# START OF Input

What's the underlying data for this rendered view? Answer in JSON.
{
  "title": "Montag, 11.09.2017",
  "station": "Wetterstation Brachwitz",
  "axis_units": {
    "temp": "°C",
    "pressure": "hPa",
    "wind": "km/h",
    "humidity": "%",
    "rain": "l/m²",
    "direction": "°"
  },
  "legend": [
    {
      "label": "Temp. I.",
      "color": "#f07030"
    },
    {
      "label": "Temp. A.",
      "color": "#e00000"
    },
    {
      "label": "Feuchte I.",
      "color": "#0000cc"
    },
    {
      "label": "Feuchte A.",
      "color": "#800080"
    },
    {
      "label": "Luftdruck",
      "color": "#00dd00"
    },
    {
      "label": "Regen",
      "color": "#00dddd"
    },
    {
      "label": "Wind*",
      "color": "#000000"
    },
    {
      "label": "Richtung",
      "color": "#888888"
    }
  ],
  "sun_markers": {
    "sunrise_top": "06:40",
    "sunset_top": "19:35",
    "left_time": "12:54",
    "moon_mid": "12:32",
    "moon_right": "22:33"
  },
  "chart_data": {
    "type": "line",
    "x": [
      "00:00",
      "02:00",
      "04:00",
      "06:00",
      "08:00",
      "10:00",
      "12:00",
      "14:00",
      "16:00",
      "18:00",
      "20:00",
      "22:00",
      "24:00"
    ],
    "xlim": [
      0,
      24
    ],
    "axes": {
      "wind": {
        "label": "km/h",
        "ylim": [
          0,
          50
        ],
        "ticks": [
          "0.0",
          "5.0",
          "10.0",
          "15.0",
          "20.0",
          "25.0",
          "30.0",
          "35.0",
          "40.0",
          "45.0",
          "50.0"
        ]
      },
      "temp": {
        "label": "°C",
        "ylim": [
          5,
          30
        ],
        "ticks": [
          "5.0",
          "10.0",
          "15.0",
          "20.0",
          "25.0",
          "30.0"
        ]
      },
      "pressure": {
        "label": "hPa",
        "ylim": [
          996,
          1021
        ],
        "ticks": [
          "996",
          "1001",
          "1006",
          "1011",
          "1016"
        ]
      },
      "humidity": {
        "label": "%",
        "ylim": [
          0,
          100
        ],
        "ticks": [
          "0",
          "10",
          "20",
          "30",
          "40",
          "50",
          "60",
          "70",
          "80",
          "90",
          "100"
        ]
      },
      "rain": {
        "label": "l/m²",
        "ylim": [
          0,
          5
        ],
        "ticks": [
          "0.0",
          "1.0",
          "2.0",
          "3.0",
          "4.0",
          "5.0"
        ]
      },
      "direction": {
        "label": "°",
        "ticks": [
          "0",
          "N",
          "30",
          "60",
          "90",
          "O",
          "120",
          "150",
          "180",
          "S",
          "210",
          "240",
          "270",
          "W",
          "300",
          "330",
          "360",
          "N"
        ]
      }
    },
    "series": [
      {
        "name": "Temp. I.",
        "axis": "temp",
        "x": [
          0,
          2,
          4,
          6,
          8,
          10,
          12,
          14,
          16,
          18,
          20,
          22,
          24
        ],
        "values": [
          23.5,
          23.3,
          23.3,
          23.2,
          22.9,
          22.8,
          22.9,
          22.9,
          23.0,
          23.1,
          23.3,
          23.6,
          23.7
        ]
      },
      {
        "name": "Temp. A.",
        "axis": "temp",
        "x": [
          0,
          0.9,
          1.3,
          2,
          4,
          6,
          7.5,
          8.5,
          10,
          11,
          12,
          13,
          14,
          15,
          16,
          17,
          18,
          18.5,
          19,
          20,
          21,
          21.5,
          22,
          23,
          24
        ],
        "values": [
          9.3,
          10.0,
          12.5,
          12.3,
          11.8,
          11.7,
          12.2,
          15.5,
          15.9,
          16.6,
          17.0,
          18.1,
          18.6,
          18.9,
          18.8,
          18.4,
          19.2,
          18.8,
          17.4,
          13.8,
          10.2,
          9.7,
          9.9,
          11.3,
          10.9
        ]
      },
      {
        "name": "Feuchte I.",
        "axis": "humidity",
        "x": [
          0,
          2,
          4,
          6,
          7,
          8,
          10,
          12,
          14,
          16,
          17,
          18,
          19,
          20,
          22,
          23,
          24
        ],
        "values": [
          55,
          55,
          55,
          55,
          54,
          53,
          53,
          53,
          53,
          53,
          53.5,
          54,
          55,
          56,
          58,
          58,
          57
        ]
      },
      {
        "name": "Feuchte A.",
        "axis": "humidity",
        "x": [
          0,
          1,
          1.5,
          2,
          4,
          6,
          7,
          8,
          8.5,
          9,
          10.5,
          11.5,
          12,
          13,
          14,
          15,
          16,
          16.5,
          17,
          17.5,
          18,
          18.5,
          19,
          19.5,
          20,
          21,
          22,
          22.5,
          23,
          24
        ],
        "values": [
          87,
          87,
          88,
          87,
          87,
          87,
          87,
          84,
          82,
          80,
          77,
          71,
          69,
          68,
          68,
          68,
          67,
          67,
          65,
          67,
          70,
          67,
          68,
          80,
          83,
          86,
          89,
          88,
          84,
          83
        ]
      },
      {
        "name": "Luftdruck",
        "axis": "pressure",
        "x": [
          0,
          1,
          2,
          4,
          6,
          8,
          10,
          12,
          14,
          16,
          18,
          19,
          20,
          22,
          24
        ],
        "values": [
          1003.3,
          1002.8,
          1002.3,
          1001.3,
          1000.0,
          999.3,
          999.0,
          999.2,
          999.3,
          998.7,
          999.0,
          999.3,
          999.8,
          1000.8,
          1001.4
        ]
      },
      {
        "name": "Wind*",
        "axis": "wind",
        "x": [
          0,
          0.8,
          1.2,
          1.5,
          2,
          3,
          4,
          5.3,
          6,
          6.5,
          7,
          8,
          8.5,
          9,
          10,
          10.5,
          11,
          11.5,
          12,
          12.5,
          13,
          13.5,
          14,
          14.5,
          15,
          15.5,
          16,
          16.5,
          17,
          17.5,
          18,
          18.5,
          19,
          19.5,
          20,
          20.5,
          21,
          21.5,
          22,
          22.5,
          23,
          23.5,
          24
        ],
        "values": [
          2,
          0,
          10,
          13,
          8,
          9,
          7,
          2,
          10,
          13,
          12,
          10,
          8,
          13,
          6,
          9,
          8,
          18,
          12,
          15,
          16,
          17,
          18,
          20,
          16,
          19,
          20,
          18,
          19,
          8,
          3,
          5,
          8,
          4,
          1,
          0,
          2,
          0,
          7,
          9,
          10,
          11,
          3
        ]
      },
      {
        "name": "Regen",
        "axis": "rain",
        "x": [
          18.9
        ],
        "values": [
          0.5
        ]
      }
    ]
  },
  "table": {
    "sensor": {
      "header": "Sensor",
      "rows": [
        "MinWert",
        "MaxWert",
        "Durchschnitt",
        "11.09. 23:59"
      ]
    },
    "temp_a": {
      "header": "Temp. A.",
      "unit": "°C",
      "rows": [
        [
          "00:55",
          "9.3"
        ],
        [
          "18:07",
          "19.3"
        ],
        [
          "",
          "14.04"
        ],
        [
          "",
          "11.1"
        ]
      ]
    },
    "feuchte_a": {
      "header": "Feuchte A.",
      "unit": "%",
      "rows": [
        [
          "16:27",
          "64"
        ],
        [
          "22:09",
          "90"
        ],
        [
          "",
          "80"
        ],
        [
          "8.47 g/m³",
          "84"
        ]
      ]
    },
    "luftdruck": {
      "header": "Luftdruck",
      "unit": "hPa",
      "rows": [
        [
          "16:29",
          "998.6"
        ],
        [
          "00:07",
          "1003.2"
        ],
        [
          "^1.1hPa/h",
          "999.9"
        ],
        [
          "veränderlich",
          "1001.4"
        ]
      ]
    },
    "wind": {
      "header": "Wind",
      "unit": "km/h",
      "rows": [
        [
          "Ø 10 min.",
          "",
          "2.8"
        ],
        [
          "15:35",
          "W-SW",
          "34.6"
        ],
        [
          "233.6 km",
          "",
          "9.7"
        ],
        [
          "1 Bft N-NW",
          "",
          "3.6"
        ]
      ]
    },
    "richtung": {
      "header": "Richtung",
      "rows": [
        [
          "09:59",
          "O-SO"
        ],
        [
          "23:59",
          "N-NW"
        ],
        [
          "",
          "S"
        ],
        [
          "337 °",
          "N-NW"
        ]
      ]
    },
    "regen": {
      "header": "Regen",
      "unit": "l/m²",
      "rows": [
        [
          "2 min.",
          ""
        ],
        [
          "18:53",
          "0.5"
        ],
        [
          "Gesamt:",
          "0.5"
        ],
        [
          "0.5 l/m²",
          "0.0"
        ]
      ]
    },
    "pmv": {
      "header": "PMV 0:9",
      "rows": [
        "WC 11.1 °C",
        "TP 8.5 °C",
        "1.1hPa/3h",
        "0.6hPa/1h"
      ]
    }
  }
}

# END OF Input

--- Your task ---
Tally how many lines of the data include the word "header". Write the number and nothing else.

--- Solution for this exercise ---
8